-- start THE INPUT --

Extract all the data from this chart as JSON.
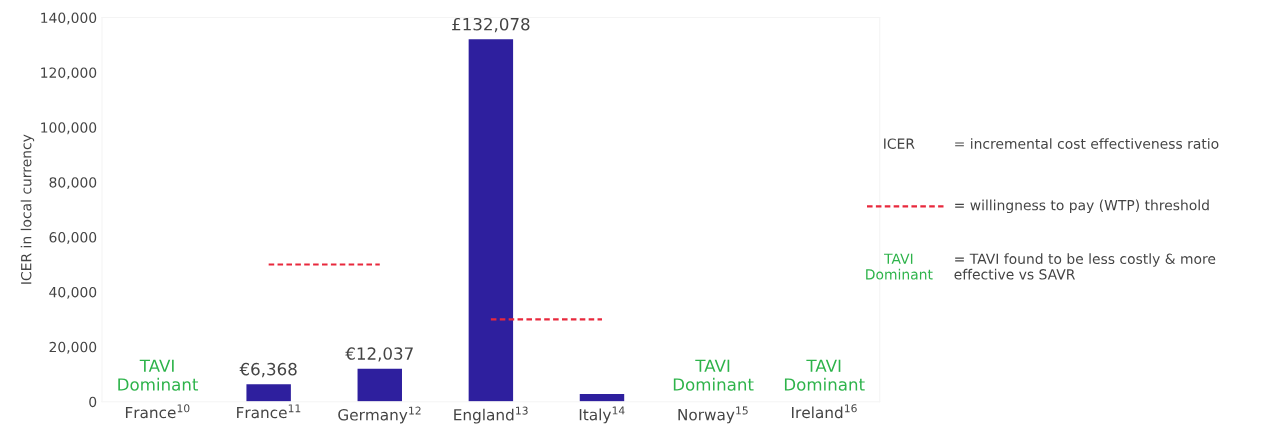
{
  "chart_data": {
    "type": "bar",
    "ylabel": "ICER in local currency",
    "categories": [
      "France$^{10}$",
      "France$^{11}$",
      "Germany$^{12}$",
      "England$^{13}$",
      "Italy$^{14}$",
      "Norway$^{15}$",
      "Ireland$^{16}$"
    ],
    "ylim": [
      0,
      140000
    ],
    "yticks": [
      0,
      {
        "value": 20000,
        "label": "20,000"
      },
      {
        "value": 40000,
        "label": "40,000"
      },
      {
        "value": 60000,
        "label": "60,000"
      },
      {
        "value": 80000,
        "label": "80,000"
      },
      {
        "value": 100000,
        "label": "100,000"
      },
      {
        "value": 120000,
        "label": "120,000"
      },
      {
        "value": 140000,
        "label": "140,000"
      }
    ],
    "series": [
      {
        "color": "#2e1f9e",
        "values": [
          null,
          6368,
          12037,
          132078,
          2800,
          null,
          null
        ],
        "value_labels": [
          null,
          "€6,368",
          "€12,037",
          "£132,078",
          null,
          null,
          null
        ]
      },
      {
        "type": "line",
        "name": "= willingness to pay (WTP) threshold",
        "color": "#e8283c",
        "line_style": "dashed",
        "values": [
          null,
          50000,
          50000,
          null,
          null,
          null,
          null
        ]
      },
      {
        "type": "line",
        "color": "#e8283c",
        "line_style": "dashed",
        "values": [
          null,
          null,
          null,
          30000,
          30000,
          null,
          null
        ]
      }
    ],
    "annotations": [
      "TAVI\nDominant",
      "TAVI\nDominant",
      "TAVI\nDominant",
      "ICER",
      "= incremental cost effectiveness ratio",
      "TAVI\nDominant",
      "= TAVI found to be less costly & more\neffective vs SAVR"
    ],
    "grid": false
  }
}
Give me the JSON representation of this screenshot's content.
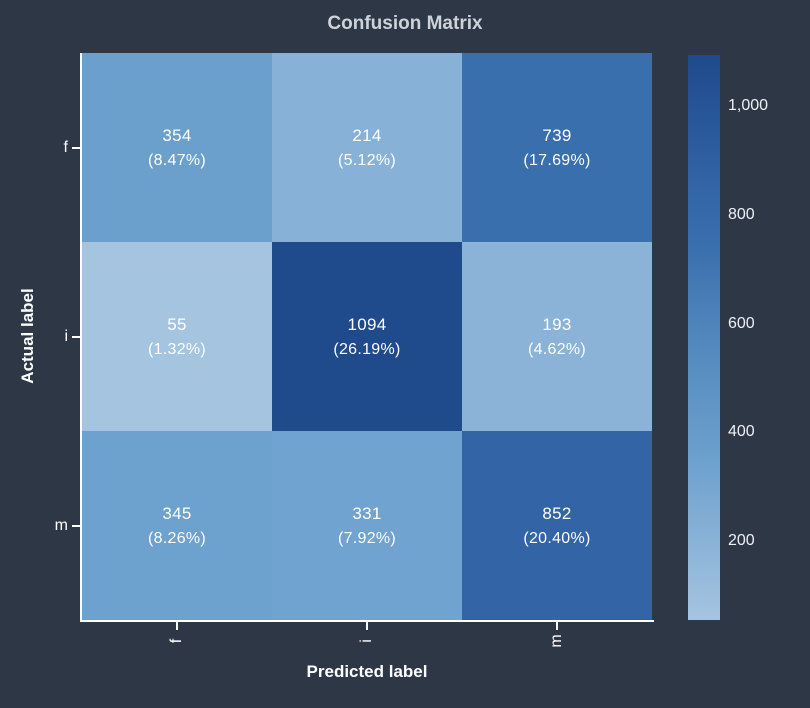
{
  "chart_data": {
    "type": "heatmap",
    "title": "Confusion Matrix",
    "xlabel": "Predicted label",
    "ylabel": "Actual label",
    "x_categories": [
      "f",
      "i",
      "m"
    ],
    "y_categories": [
      "f",
      "i",
      "m"
    ],
    "values": [
      [
        354,
        214,
        739
      ],
      [
        55,
        1094,
        193
      ],
      [
        345,
        331,
        852
      ]
    ],
    "percent_labels": [
      [
        "(8.47%)",
        "(5.12%)",
        "(17.69%)"
      ],
      [
        "(1.32%)",
        "(26.19%)",
        "(4.62%)"
      ],
      [
        "(8.26%)",
        "(7.92%)",
        "(20.40%)"
      ]
    ],
    "value_min": 55,
    "value_max": 1094,
    "colorbar_ticks": [
      {
        "value": 1000,
        "label": "1,000"
      },
      {
        "value": 800,
        "label": "800"
      },
      {
        "value": 600,
        "label": "600"
      },
      {
        "value": 400,
        "label": "400"
      },
      {
        "value": 200,
        "label": "200"
      }
    ],
    "colorscale": [
      {
        "t": 0.0,
        "color": "#a5c4e0"
      },
      {
        "t": 0.15,
        "color": "#88b1d6"
      },
      {
        "t": 0.29,
        "color": "#6ba0cd"
      },
      {
        "t": 0.5,
        "color": "#5287bd"
      },
      {
        "t": 0.66,
        "color": "#3a6fae"
      },
      {
        "t": 0.77,
        "color": "#3264a6"
      },
      {
        "t": 1.0,
        "color": "#1f4a8c"
      }
    ],
    "grid": false,
    "legend_position": "right-colorbar"
  },
  "colors": {
    "background": "#2e3746",
    "title_text": "#ced3da",
    "axis_text": "#ffffff",
    "cell_text": "#ffffff"
  }
}
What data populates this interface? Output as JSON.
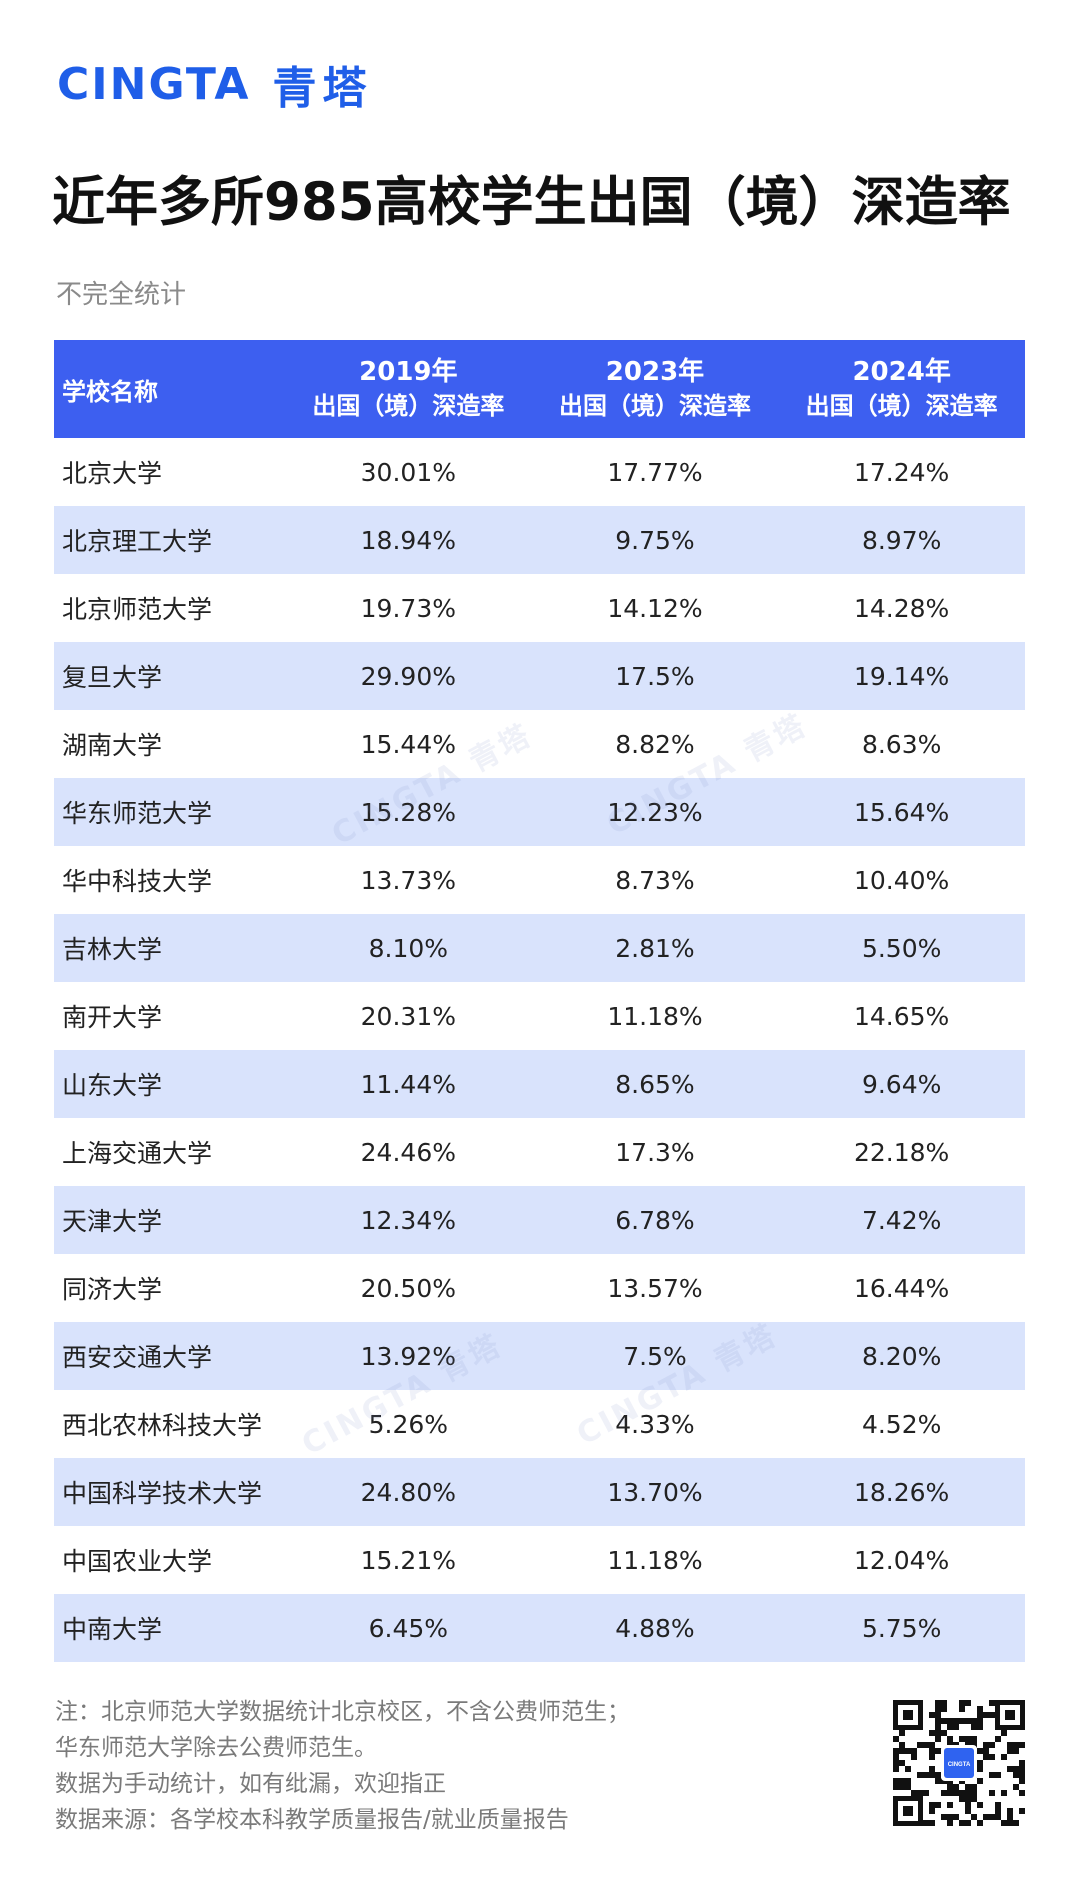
{
  "brand": {
    "en": "CINGTA",
    "cn": "青塔"
  },
  "title": "近年多所985高校学生出国（境）深造率",
  "subtitle": "不完全统计",
  "table": {
    "headers": {
      "name": "学校名称",
      "col2019": {
        "year": "2019年",
        "label": "出国（境）深造率"
      },
      "col2023": {
        "year": "2023年",
        "label": "出国（境）深造率"
      },
      "col2024": {
        "year": "2024年",
        "label": "出国（境）深造率"
      }
    },
    "rows": [
      {
        "name": "北京大学",
        "y2019": "30.01%",
        "y2023": "17.77%",
        "y2024": "17.24%"
      },
      {
        "name": "北京理工大学",
        "y2019": "18.94%",
        "y2023": "9.75%",
        "y2024": "8.97%"
      },
      {
        "name": "北京师范大学",
        "y2019": "19.73%",
        "y2023": "14.12%",
        "y2024": "14.28%"
      },
      {
        "name": "复旦大学",
        "y2019": "29.90%",
        "y2023": "17.5%",
        "y2024": "19.14%"
      },
      {
        "name": "湖南大学",
        "y2019": "15.44%",
        "y2023": "8.82%",
        "y2024": "8.63%"
      },
      {
        "name": "华东师范大学",
        "y2019": "15.28%",
        "y2023": "12.23%",
        "y2024": "15.64%"
      },
      {
        "name": "华中科技大学",
        "y2019": "13.73%",
        "y2023": "8.73%",
        "y2024": "10.40%"
      },
      {
        "name": "吉林大学",
        "y2019": "8.10%",
        "y2023": "2.81%",
        "y2024": "5.50%"
      },
      {
        "name": "南开大学",
        "y2019": "20.31%",
        "y2023": "11.18%",
        "y2024": "14.65%"
      },
      {
        "name": "山东大学",
        "y2019": "11.44%",
        "y2023": "8.65%",
        "y2024": "9.64%"
      },
      {
        "name": "上海交通大学",
        "y2019": "24.46%",
        "y2023": "17.3%",
        "y2024": "22.18%"
      },
      {
        "name": "天津大学",
        "y2019": "12.34%",
        "y2023": "6.78%",
        "y2024": "7.42%"
      },
      {
        "name": "同济大学",
        "y2019": "20.50%",
        "y2023": "13.57%",
        "y2024": "16.44%"
      },
      {
        "name": "西安交通大学",
        "y2019": "13.92%",
        "y2023": "7.5%",
        "y2024": "8.20%"
      },
      {
        "name": "西北农林科技大学",
        "y2019": "5.26%",
        "y2023": "4.33%",
        "y2024": "4.52%"
      },
      {
        "name": "中国科学技术大学",
        "y2019": "24.80%",
        "y2023": "13.70%",
        "y2024": "18.26%"
      },
      {
        "name": "中国农业大学",
        "y2019": "15.21%",
        "y2023": "11.18%",
        "y2024": "12.04%"
      },
      {
        "name": "中南大学",
        "y2019": "6.45%",
        "y2023": "4.88%",
        "y2024": "5.75%"
      }
    ]
  },
  "notes": [
    "注：北京师范大学数据统计北京校区，不含公费师范生；",
    "华东师范大学除去公费师范生。",
    "数据为手动统计，如有纰漏，欢迎指正",
    "数据来源：各学校本科教学质量报告/就业质量报告"
  ],
  "qr": {
    "label": "CINGTA"
  },
  "watermark": "CINGTA 青塔",
  "colors": {
    "brand": "#1f5ee8",
    "header_bg": "#3d5ff0",
    "alt_row": "#d9e3fc"
  }
}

-- end THE INPUT --

**TASK TO CARRY OUT**:
Strip the images and reproduce the remaining records precisely.

**TASK OUTPUT**:
Extract all the data from this chart as JSON.
{
  "chart_data": {
    "type": "bar",
    "ylabel": "ICER in local currency",
    "categories": [
      "France$^{10}$",
      "France$^{11}$",
      "Germany$^{12}$",
      "England$^{13}$",
      "Italy$^{14}$",
      "Norway$^{15}$",
      "Ireland$^{16}$"
    ],
    "ylim": [
      0,
      140000
    ],
    "yticks": [
      0,
      {
        "value": 20000,
        "label": "20,000"
      },
      {
        "value": 40000,
        "label": "40,000"
      },
      {
        "value": 60000,
        "label": "60,000"
      },
      {
        "value": 80000,
        "label": "80,000"
      },
      {
        "value": 100000,
        "label": "100,000"
      },
      {
        "value": 120000,
        "label": "120,000"
      },
      {
        "value": 140000,
        "label": "140,000"
      }
    ],
    "series": [
      {
        "color": "#2e1f9e",
        "values": [
          null,
          6368,
          12037,
          132078,
          2800,
          null,
          null
        ],
        "value_labels": [
          null,
          "€6,368",
          "€12,037",
          "£132,078",
          null,
          null,
          null
        ]
      },
      {
        "type": "line",
        "name": "= willingness to pay (WTP) threshold",
        "color": "#e8283c",
        "line_style": "dashed",
        "values": [
          null,
          50000,
          50000,
          null,
          null,
          null,
          null
        ]
      },
      {
        "type": "line",
        "color": "#e8283c",
        "line_style": "dashed",
        "values": [
          null,
          null,
          null,
          30000,
          30000,
          null,
          null
        ]
      }
    ],
    "annotations": [
      "TAVI\nDominant",
      "TAVI\nDominant",
      "TAVI\nDominant",
      "ICER",
      "= incremental cost effectiveness ratio",
      "TAVI\nDominant",
      "= TAVI found to be less costly & more\neffective vs SAVR"
    ],
    "grid": false
  }
}
Give me the JSON representation of this screenshot's content.
{
  "chart_data": {
    "type": "heatmap",
    "title": "Confusion Matrix",
    "xlabel": "Predicted label",
    "ylabel": "Actual label",
    "x_categories": [
      "f",
      "i",
      "m"
    ],
    "y_categories": [
      "f",
      "i",
      "m"
    ],
    "values": [
      [
        354,
        214,
        739
      ],
      [
        55,
        1094,
        193
      ],
      [
        345,
        331,
        852
      ]
    ],
    "percent_labels": [
      [
        "(8.47%)",
        "(5.12%)",
        "(17.69%)"
      ],
      [
        "(1.32%)",
        "(26.19%)",
        "(4.62%)"
      ],
      [
        "(8.26%)",
        "(7.92%)",
        "(20.40%)"
      ]
    ],
    "value_min": 55,
    "value_max": 1094,
    "colorbar_ticks": [
      {
        "value": 1000,
        "label": "1,000"
      },
      {
        "value": 800,
        "label": "800"
      },
      {
        "value": 600,
        "label": "600"
      },
      {
        "value": 400,
        "label": "400"
      },
      {
        "value": 200,
        "label": "200"
      }
    ],
    "colorscale": [
      {
        "t": 0.0,
        "color": "#a5c4e0"
      },
      {
        "t": 0.15,
        "color": "#88b1d6"
      },
      {
        "t": 0.29,
        "color": "#6ba0cd"
      },
      {
        "t": 0.5,
        "color": "#5287bd"
      },
      {
        "t": 0.66,
        "color": "#3a6fae"
      },
      {
        "t": 0.77,
        "color": "#3264a6"
      },
      {
        "t": 1.0,
        "color": "#1f4a8c"
      }
    ],
    "grid": false,
    "legend_position": "right-colorbar"
  },
  "colors": {
    "background": "#2e3746",
    "title_text": "#ced3da",
    "axis_text": "#ffffff",
    "cell_text": "#ffffff"
  }
}
What data populates this interface? Output as JSON.
{
  "brand": {
    "en": "CINGTA",
    "cn": "青塔"
  },
  "title": "近年多所985高校学生出国（境）深造率",
  "subtitle": "不完全统计",
  "table": {
    "headers": {
      "name": "学校名称",
      "col2019": {
        "year": "2019年",
        "label": "出国（境）深造率"
      },
      "col2023": {
        "year": "2023年",
        "label": "出国（境）深造率"
      },
      "col2024": {
        "year": "2024年",
        "label": "出国（境）深造率"
      }
    },
    "rows": [
      {
        "name": "北京大学",
        "y2019": "30.01%",
        "y2023": "17.77%",
        "y2024": "17.24%"
      },
      {
        "name": "北京理工大学",
        "y2019": "18.94%",
        "y2023": "9.75%",
        "y2024": "8.97%"
      },
      {
        "name": "北京师范大学",
        "y2019": "19.73%",
        "y2023": "14.12%",
        "y2024": "14.28%"
      },
      {
        "name": "复旦大学",
        "y2019": "29.90%",
        "y2023": "17.5%",
        "y2024": "19.14%"
      },
      {
        "name": "湖南大学",
        "y2019": "15.44%",
        "y2023": "8.82%",
        "y2024": "8.63%"
      },
      {
        "name": "华东师范大学",
        "y2019": "15.28%",
        "y2023": "12.23%",
        "y2024": "15.64%"
      },
      {
        "name": "华中科技大学",
        "y2019": "13.73%",
        "y2023": "8.73%",
        "y2024": "10.40%"
      },
      {
        "name": "吉林大学",
        "y2019": "8.10%",
        "y2023": "2.81%",
        "y2024": "5.50%"
      },
      {
        "name": "南开大学",
        "y2019": "20.31%",
        "y2023": "11.18%",
        "y2024": "14.65%"
      },
      {
        "name": "山东大学",
        "y2019": "11.44%",
        "y2023": "8.65%",
        "y2024": "9.64%"
      },
      {
        "name": "上海交通大学",
        "y2019": "24.46%",
        "y2023": "17.3%",
        "y2024": "22.18%"
      },
      {
        "name": "天津大学",
        "y2019": "12.34%",
        "y2023": "6.78%",
        "y2024": "7.42%"
      },
      {
        "name": "同济大学",
        "y2019": "20.50%",
        "y2023": "13.57%",
        "y2024": "16.44%"
      },
      {
        "name": "西安交通大学",
        "y2019": "13.92%",
        "y2023": "7.5%",
        "y2024": "8.20%"
      },
      {
        "name": "西北农林科技大学",
        "y2019": "5.26%",
        "y2023": "4.33%",
        "y2024": "4.52%"
      },
      {
        "name": "中国科学技术大学",
        "y2019": "24.80%",
        "y2023": "13.70%",
        "y2024": "18.26%"
      },
      {
        "name": "中国农业大学",
        "y2019": "15.21%",
        "y2023": "11.18%",
        "y2024": "12.04%"
      },
      {
        "name": "中南大学",
        "y2019": "6.45%",
        "y2023": "4.88%",
        "y2024": "5.75%"
      }
    ]
  },
  "notes": [
    "注：北京师范大学数据统计北京校区，不含公费师范生；",
    "华东师范大学除去公费师范生。",
    "数据为手动统计，如有纰漏，欢迎指正",
    "数据来源：各学校本科教学质量报告/就业质量报告"
  ],
  "qr": {
    "label": "CINGTA"
  },
  "watermark": "CINGTA 青塔",
  "colors": {
    "brand": "#1f5ee8",
    "header_bg": "#3d5ff0",
    "alt_row": "#d9e3fc"
  }
}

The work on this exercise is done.